[Items from a data source]
*****

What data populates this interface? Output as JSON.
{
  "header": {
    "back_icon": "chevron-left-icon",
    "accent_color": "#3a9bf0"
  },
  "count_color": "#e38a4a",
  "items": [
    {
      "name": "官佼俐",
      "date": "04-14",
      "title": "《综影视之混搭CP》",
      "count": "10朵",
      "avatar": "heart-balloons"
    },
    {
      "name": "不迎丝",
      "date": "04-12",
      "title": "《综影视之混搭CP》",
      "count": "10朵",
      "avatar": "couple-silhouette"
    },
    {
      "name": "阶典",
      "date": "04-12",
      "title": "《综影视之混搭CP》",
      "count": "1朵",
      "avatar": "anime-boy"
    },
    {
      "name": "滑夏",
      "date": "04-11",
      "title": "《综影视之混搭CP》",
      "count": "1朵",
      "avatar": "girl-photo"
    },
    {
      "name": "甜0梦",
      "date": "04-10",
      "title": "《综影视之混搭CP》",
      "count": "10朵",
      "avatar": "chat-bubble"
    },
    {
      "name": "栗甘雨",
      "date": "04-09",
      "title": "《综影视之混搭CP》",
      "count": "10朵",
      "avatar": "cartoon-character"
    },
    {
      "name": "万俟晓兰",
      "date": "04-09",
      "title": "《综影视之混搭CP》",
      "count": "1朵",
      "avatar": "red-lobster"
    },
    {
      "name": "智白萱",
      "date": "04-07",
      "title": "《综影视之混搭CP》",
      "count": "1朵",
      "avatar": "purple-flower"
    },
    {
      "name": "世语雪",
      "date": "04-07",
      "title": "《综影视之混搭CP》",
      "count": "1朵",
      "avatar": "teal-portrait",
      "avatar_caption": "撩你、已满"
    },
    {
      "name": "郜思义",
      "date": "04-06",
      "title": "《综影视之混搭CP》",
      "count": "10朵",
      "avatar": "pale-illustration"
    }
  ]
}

*****

• **Aim**
Report every line containing the word "date" from the listing above.

• **Response to this task**
      "date": "04-14",
      "date": "04-12",
      "date": "04-12",
      "date": "04-11",
      "date": "04-10",
      "date": "04-09",
      "date": "04-09",
      "date": "04-07",
      "date": "04-07",
      "date": "04-06",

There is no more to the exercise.